▶ PROBLEM TO SOLVE: The entries below are to be repeated exactly as they stand.

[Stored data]
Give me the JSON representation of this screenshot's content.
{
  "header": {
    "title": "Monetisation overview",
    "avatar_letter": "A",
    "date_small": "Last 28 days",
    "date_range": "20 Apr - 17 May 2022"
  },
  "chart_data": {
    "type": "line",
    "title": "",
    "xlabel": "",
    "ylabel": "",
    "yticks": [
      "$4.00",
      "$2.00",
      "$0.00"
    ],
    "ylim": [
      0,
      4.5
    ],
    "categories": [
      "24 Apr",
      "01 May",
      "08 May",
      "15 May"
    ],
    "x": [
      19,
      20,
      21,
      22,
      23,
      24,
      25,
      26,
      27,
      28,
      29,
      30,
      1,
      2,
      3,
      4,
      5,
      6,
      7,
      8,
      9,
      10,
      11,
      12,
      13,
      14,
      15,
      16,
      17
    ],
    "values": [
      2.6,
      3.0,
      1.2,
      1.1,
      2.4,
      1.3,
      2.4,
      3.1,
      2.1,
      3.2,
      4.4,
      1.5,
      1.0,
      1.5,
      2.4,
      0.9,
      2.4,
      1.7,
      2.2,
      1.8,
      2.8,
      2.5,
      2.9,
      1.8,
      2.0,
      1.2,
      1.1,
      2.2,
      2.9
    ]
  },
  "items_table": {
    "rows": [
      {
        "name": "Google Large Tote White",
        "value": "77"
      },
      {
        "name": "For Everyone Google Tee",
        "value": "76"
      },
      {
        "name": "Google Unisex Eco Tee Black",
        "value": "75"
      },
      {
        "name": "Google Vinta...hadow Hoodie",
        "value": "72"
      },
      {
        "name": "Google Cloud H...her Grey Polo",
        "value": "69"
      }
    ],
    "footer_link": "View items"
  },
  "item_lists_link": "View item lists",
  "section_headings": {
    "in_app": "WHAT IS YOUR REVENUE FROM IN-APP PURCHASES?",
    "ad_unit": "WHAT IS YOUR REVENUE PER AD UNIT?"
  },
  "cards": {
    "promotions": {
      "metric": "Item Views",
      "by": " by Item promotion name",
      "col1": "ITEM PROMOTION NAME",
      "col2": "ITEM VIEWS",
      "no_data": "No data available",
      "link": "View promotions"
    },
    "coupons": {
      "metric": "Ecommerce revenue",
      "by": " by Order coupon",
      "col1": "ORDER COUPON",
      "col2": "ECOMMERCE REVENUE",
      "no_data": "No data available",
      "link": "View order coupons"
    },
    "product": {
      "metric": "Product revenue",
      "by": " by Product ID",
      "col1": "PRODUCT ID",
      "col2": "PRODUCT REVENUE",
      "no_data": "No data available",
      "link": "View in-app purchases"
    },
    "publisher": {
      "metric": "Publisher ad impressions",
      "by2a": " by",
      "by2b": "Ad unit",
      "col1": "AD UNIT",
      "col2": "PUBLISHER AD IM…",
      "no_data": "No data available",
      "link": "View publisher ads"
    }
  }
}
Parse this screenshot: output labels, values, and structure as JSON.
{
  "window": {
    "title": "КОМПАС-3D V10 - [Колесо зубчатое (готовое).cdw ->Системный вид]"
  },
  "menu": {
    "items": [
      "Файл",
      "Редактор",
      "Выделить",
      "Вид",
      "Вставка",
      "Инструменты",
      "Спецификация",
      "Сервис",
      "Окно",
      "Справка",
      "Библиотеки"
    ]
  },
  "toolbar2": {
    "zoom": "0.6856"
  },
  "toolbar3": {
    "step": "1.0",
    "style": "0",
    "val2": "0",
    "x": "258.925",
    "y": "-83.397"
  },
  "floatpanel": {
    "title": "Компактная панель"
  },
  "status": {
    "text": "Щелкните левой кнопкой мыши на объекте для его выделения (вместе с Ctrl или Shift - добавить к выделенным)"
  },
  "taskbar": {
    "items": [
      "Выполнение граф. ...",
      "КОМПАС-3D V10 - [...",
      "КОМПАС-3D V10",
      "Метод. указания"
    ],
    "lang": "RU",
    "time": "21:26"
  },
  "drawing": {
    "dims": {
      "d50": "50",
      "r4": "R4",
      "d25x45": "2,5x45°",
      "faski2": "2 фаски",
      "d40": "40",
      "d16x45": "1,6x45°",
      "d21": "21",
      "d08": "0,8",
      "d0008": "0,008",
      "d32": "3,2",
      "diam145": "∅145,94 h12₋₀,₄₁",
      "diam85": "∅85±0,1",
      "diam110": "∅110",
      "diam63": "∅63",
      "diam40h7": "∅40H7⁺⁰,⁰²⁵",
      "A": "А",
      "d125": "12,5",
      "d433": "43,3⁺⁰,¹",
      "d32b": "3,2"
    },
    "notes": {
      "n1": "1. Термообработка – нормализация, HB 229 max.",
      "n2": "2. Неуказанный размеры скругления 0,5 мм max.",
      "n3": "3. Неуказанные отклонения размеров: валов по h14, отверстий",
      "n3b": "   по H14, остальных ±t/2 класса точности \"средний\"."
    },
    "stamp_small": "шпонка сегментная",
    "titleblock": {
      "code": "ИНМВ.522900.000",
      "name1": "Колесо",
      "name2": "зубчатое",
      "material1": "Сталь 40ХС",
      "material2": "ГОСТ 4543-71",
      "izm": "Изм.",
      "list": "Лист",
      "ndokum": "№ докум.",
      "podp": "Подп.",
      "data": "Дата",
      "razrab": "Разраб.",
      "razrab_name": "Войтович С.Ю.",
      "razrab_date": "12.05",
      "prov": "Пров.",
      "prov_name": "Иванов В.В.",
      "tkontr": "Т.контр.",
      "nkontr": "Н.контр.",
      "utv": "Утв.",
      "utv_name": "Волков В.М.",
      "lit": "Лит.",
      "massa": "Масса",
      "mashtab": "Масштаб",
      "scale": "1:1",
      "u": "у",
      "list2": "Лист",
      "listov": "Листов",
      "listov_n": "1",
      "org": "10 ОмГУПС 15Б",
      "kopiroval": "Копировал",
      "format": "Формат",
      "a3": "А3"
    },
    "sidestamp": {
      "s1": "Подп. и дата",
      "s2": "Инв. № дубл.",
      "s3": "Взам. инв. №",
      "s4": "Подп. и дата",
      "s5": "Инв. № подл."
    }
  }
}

▶ FULL SOLUTION:
Give me the JSON representation of this screenshot's content.
{
  "header": {
    "title": "Monetisation overview",
    "avatar_letter": "A",
    "date_small": "Last 28 days",
    "date_range": "20 Apr - 17 May 2022"
  },
  "chart_data": {
    "type": "line",
    "title": "",
    "xlabel": "",
    "ylabel": "",
    "yticks": [
      "$4.00",
      "$2.00",
      "$0.00"
    ],
    "ylim": [
      0,
      4.5
    ],
    "categories": [
      "24 Apr",
      "01 May",
      "08 May",
      "15 May"
    ],
    "x": [
      19,
      20,
      21,
      22,
      23,
      24,
      25,
      26,
      27,
      28,
      29,
      30,
      1,
      2,
      3,
      4,
      5,
      6,
      7,
      8,
      9,
      10,
      11,
      12,
      13,
      14,
      15,
      16,
      17
    ],
    "values": [
      2.6,
      3.0,
      1.2,
      1.1,
      2.4,
      1.3,
      2.4,
      3.1,
      2.1,
      3.2,
      4.4,
      1.5,
      1.0,
      1.5,
      2.4,
      0.9,
      2.4,
      1.7,
      2.2,
      1.8,
      2.8,
      2.5,
      2.9,
      1.8,
      2.0,
      1.2,
      1.1,
      2.2,
      2.9
    ]
  },
  "items_table": {
    "rows": [
      {
        "name": "Google Large Tote White",
        "value": "77"
      },
      {
        "name": "For Everyone Google Tee",
        "value": "76"
      },
      {
        "name": "Google Unisex Eco Tee Black",
        "value": "75"
      },
      {
        "name": "Google Vinta...hadow Hoodie",
        "value": "72"
      },
      {
        "name": "Google Cloud H...her Grey Polo",
        "value": "69"
      }
    ],
    "footer_link": "View items"
  },
  "item_lists_link": "View item lists",
  "section_headings": {
    "in_app": "WHAT IS YOUR REVENUE FROM IN-APP PURCHASES?",
    "ad_unit": "WHAT IS YOUR REVENUE PER AD UNIT?"
  },
  "cards": {
    "promotions": {
      "metric": "Item Views",
      "by": " by Item promotion name",
      "col1": "ITEM PROMOTION NAME",
      "col2": "ITEM VIEWS",
      "no_data": "No data available",
      "link": "View promotions"
    },
    "coupons": {
      "metric": "Ecommerce revenue",
      "by": " by Order coupon",
      "col1": "ORDER COUPON",
      "col2": "ECOMMERCE REVENUE",
      "no_data": "No data available",
      "link": "View order coupons"
    },
    "product": {
      "metric": "Product revenue",
      "by": " by Product ID",
      "col1": "PRODUCT ID",
      "col2": "PRODUCT REVENUE",
      "no_data": "No data available",
      "link": "View in-app purchases"
    },
    "publisher": {
      "metric": "Publisher ad impressions",
      "by2a": " by",
      "by2b": "Ad unit",
      "col1": "AD UNIT",
      "col2": "PUBLISHER AD IM…",
      "no_data": "No data available",
      "link": "View publisher ads"
    }
  }
}
Parse this screenshot: output labels, values, and structure as JSON.
{
  "window": {
    "title": "КОМПАС-3D V10 - [Колесо зубчатое (готовое).cdw ->Системный вид]"
  },
  "menu": {
    "items": [
      "Файл",
      "Редактор",
      "Выделить",
      "Вид",
      "Вставка",
      "Инструменты",
      "Спецификация",
      "Сервис",
      "Окно",
      "Справка",
      "Библиотеки"
    ]
  },
  "toolbar2": {
    "zoom": "0.6856"
  },
  "toolbar3": {
    "step": "1.0",
    "style": "0",
    "val2": "0",
    "x": "258.925",
    "y": "-83.397"
  },
  "floatpanel": {
    "title": "Компактная панель"
  },
  "status": {
    "text": "Щелкните левой кнопкой мыши на объекте для его выделения (вместе с Ctrl или Shift - добавить к выделенным)"
  },
  "taskbar": {
    "items": [
      "Выполнение граф. ...",
      "КОМПАС-3D V10 - [...",
      "КОМПАС-3D V10",
      "Метод. указания"
    ],
    "lang": "RU",
    "time": "21:26"
  },
  "drawing": {
    "dims": {
      "d50": "50",
      "r4": "R4",
      "d25x45": "2,5x45°",
      "faski2": "2 фаски",
      "d40": "40",
      "d16x45": "1,6x45°",
      "d21": "21",
      "d08": "0,8",
      "d0008": "0,008",
      "d32": "3,2",
      "diam145": "∅145,94 h12₋₀,₄₁",
      "diam85": "∅85±0,1",
      "diam110": "∅110",
      "diam63": "∅63",
      "diam40h7": "∅40H7⁺⁰,⁰²⁵",
      "A": "А",
      "d125": "12,5",
      "d433": "43,3⁺⁰,¹",
      "d32b": "3,2"
    },
    "notes": {
      "n1": "1. Термообработка – нормализация, HB 229 max.",
      "n2": "2. Неуказанный размеры скругления 0,5 мм max.",
      "n3": "3. Неуказанные отклонения размеров: валов по h14, отверстий",
      "n3b": "   по H14, остальных ±t/2 класса точности \"средний\"."
    },
    "stamp_small": "шпонка сегментная",
    "titleblock": {
      "code": "ИНМВ.522900.000",
      "name1": "Колесо",
      "name2": "зубчатое",
      "material1": "Сталь 40ХС",
      "material2": "ГОСТ 4543-71",
      "izm": "Изм.",
      "list": "Лист",
      "ndokum": "№ докум.",
      "podp": "Подп.",
      "data": "Дата",
      "razrab": "Разраб.",
      "razrab_name": "Войтович С.Ю.",
      "razrab_date": "12.05",
      "prov": "Пров.",
      "prov_name": "Иванов В.В.",
      "tkontr": "Т.контр.",
      "nkontr": "Н.контр.",
      "utv": "Утв.",
      "utv_name": "Волков В.М.",
      "lit": "Лит.",
      "massa": "Масса",
      "mashtab": "Масштаб",
      "scale": "1:1",
      "u": "у",
      "list2": "Лист",
      "listov": "Листов",
      "listov_n": "1",
      "org": "10 ОмГУПС 15Б",
      "kopiroval": "Копировал",
      "format": "Формат",
      "a3": "А3"
    },
    "sidestamp": {
      "s1": "Подп. и дата",
      "s2": "Инв. № дубл.",
      "s3": "Взам. инв. №",
      "s4": "Подп. и дата",
      "s5": "Инв. № подл."
    }
  }
}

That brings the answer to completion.